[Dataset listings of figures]
┏━━

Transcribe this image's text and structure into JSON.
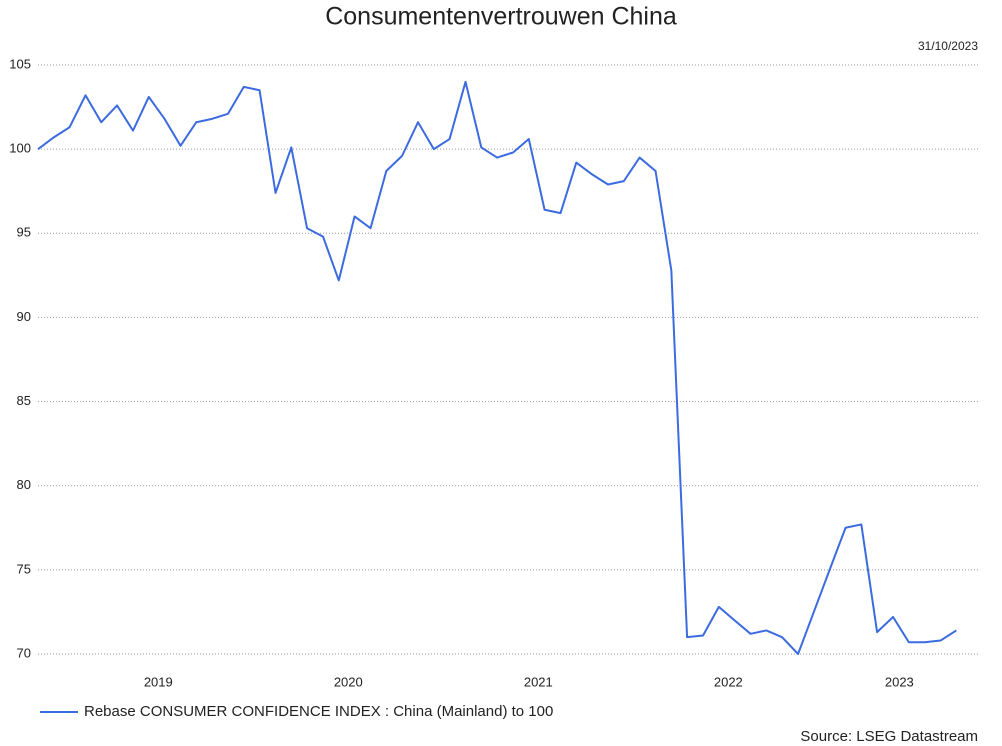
{
  "chart_data": {
    "type": "line",
    "title": "Consumentenvertrouwen China",
    "subtitle": "31/10/2023",
    "source": "Source: LSEG Datastream",
    "x": [
      2018.917,
      2019.0,
      2019.083,
      2019.167,
      2019.25,
      2019.333,
      2019.417,
      2019.5,
      2019.583,
      2019.667,
      2019.75,
      2019.833,
      2019.917,
      2020.0,
      2020.083,
      2020.167,
      2020.25,
      2020.333,
      2020.417,
      2020.5,
      2020.583,
      2020.667,
      2020.75,
      2020.833,
      2020.917,
      2021.0,
      2021.083,
      2021.167,
      2021.25,
      2021.333,
      2021.417,
      2021.5,
      2021.583,
      2021.667,
      2021.75,
      2021.833,
      2021.917,
      2022.0,
      2022.083,
      2022.167,
      2022.25,
      2022.333,
      2022.417,
      2022.5,
      2022.583,
      2022.667,
      2022.75,
      2022.833,
      2022.917,
      2023.0,
      2023.083,
      2023.167,
      2023.25,
      2023.333,
      2023.417,
      2023.5,
      2023.583,
      2023.667,
      2023.75
    ],
    "series": [
      {
        "name": "Rebase CONSUMER CONFIDENCE INDEX : China (Mainland) to 100",
        "color": "#3c6be0",
        "values": [
          100,
          100.7,
          101.3,
          103.2,
          101.6,
          102.6,
          101.1,
          103.1,
          101.8,
          100.2,
          101.6,
          101.8,
          102.1,
          103.7,
          103.5,
          97.4,
          100.1,
          95.3,
          94.8,
          92.2,
          96.0,
          95.3,
          98.7,
          99.6,
          101.6,
          100.0,
          100.6,
          104.0,
          100.1,
          99.5,
          99.8,
          100.6,
          96.4,
          96.2,
          99.2,
          98.5,
          97.9,
          98.1,
          99.5,
          98.7,
          92.8,
          71.0,
          71.1,
          72.8,
          72.0,
          71.2,
          71.4,
          71.0,
          70.0,
          72.5,
          75.0,
          77.5,
          77.7,
          71.3,
          72.2,
          70.7,
          70.7,
          70.8,
          71.4
        ]
      }
    ],
    "xlim": [
      2018.917,
      2023.864
    ],
    "xticks": [
      {
        "value": 2019.55,
        "label": "2019"
      },
      {
        "value": 2020.55,
        "label": "2020"
      },
      {
        "value": 2021.55,
        "label": "2021"
      },
      {
        "value": 2022.55,
        "label": "2022"
      },
      {
        "value": 2023.45,
        "label": "2023"
      }
    ],
    "ylim": [
      70,
      105
    ],
    "yticks": [
      70,
      75,
      80,
      85,
      90,
      95,
      100,
      105
    ],
    "grid": true,
    "legend": "bottom"
  }
}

┗━━

■ **Exercise brief**
Each line above that includes "label" counts once; state the total and nothing more.

■ **Finished answer**
5